* _PROMPT_:
Extract every line of the material that holds the string "JSON".

* _EXTRACTED MATERIAL_:
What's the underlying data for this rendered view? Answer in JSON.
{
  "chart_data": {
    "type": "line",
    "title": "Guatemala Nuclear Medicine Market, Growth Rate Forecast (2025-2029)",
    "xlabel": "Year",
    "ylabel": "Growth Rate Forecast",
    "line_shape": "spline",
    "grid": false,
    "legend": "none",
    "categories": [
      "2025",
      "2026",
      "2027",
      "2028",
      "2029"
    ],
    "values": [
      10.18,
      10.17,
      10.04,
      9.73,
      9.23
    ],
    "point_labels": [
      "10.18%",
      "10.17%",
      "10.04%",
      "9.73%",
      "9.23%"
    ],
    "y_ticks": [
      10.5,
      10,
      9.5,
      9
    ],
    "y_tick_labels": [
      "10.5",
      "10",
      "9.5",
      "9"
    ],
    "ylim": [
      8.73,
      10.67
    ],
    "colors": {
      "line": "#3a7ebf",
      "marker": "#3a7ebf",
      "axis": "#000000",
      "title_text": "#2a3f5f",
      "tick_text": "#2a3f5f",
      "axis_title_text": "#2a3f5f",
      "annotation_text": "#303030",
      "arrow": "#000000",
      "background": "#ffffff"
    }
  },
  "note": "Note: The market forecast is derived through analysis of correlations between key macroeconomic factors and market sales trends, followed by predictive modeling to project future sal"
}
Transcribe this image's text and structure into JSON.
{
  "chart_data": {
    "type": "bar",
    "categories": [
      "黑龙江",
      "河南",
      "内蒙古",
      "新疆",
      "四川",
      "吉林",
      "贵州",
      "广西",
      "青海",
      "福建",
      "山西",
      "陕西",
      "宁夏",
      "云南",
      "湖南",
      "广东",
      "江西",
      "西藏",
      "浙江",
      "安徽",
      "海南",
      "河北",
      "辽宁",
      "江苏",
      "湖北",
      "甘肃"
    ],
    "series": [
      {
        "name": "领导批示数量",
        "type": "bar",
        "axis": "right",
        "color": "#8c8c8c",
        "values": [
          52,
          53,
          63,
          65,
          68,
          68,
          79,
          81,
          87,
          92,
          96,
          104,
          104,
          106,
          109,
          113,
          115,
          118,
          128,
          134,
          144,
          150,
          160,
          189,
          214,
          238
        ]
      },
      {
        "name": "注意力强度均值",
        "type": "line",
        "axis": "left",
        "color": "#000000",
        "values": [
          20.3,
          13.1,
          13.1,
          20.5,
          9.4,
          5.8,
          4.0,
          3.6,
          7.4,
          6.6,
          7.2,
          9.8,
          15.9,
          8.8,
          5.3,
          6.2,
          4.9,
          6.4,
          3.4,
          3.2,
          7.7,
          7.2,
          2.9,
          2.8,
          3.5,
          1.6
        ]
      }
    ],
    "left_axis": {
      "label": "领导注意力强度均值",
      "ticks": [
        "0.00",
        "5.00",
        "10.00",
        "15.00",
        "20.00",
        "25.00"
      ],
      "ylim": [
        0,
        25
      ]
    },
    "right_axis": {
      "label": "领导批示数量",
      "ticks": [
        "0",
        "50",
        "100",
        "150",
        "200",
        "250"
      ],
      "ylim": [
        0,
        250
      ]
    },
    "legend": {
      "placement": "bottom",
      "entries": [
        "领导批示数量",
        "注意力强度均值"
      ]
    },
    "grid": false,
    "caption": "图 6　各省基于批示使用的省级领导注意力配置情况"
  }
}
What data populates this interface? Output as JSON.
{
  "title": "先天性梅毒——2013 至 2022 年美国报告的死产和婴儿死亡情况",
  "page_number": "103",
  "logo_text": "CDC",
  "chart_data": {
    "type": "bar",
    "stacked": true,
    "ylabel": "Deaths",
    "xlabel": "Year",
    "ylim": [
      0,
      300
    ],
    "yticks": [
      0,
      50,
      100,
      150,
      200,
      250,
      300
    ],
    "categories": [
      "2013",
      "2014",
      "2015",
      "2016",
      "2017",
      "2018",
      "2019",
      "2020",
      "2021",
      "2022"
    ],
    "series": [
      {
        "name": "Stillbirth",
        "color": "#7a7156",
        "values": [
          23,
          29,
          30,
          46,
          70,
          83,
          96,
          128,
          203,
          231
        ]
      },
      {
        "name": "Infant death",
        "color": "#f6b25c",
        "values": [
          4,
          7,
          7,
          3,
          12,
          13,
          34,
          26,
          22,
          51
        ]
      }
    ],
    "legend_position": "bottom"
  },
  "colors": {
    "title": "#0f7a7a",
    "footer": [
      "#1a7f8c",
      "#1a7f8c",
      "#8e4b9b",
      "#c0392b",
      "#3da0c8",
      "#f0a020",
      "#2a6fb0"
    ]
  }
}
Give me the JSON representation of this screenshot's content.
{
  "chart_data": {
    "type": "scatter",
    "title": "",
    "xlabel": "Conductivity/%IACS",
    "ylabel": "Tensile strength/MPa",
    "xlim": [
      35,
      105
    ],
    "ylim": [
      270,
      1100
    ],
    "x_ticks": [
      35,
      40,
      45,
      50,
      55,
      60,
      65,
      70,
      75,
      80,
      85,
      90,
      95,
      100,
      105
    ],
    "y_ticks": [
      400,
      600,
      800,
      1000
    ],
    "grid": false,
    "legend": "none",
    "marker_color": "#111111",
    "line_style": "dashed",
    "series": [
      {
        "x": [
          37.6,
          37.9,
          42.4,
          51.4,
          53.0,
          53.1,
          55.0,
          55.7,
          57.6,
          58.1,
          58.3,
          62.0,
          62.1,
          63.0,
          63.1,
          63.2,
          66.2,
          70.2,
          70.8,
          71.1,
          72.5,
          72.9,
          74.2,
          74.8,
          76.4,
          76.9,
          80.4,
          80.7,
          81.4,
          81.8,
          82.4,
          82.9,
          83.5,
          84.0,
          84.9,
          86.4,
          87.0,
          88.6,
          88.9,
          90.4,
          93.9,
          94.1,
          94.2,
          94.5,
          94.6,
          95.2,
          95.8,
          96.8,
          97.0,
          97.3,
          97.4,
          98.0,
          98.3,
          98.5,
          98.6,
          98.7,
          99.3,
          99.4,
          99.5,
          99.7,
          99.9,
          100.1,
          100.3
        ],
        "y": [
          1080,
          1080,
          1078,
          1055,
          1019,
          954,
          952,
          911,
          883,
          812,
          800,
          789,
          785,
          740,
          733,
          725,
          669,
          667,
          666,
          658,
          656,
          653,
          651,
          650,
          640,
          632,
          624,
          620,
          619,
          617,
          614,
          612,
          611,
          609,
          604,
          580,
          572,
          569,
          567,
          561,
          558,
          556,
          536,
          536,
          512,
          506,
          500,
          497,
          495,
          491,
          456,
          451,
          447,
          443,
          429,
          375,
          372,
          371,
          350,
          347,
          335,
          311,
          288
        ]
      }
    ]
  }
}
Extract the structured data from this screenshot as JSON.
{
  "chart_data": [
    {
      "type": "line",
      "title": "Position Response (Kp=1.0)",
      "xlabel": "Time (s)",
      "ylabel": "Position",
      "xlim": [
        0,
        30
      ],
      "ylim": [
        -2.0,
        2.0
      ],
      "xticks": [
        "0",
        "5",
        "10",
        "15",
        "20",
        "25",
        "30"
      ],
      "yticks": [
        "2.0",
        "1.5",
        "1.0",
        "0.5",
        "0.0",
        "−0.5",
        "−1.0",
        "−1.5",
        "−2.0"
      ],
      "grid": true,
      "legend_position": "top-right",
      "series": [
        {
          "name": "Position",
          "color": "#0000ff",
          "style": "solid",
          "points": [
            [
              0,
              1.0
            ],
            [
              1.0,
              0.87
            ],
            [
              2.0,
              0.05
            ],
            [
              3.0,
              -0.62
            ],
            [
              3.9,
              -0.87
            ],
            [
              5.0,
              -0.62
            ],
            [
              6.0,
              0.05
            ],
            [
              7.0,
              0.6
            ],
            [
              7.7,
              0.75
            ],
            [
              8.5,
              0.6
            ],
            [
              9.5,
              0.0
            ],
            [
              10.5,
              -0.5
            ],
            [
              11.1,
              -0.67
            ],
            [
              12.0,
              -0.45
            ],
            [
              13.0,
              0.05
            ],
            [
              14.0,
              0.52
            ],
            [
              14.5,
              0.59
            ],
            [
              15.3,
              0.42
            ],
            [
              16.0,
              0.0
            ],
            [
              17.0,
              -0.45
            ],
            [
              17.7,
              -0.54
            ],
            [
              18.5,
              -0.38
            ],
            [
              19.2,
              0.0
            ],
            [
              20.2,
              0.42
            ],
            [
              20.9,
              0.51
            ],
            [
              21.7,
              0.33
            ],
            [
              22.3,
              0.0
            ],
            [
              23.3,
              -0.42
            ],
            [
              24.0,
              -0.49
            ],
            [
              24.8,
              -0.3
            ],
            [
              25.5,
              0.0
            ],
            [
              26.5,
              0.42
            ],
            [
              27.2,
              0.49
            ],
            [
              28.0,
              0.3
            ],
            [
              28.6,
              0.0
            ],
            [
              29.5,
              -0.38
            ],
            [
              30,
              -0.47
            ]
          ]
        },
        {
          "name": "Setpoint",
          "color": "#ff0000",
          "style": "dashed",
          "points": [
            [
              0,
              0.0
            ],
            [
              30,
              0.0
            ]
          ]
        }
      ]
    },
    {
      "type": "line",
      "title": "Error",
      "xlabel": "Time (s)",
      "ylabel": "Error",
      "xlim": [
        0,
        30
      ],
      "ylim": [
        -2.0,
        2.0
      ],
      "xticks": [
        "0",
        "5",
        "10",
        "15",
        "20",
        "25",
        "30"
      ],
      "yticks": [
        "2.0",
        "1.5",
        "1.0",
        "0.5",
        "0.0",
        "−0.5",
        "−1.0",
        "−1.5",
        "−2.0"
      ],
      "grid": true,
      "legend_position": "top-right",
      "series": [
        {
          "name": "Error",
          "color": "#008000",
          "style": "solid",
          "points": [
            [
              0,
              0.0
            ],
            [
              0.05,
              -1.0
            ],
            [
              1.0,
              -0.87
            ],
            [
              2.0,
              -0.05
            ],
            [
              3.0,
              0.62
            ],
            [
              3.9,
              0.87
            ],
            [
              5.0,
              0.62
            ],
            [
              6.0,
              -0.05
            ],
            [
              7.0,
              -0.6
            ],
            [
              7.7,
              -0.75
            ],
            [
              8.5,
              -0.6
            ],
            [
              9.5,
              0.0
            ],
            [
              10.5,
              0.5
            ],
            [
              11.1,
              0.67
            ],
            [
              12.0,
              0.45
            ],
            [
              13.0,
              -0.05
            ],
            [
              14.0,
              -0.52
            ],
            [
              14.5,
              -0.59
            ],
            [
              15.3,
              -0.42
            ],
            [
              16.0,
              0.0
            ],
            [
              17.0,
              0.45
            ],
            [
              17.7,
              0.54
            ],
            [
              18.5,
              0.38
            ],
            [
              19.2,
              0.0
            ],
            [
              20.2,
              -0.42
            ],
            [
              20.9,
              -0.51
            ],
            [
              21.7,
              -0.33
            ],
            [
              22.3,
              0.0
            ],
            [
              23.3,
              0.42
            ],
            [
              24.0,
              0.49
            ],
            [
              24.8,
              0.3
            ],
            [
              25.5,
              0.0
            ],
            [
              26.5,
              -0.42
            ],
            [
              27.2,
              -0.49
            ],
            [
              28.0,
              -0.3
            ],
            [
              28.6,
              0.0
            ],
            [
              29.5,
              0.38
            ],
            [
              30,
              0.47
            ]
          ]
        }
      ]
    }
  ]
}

* _SOLUTION BELOW_:
What's the underlying data for this rendered view? Answer in JSON.
Transcribe this image's text and structure into JSON.
What data populates this interface? Output as JSON.
Give me the JSON representation of this screenshot's content.
Extract the structured data from this screenshot as JSON.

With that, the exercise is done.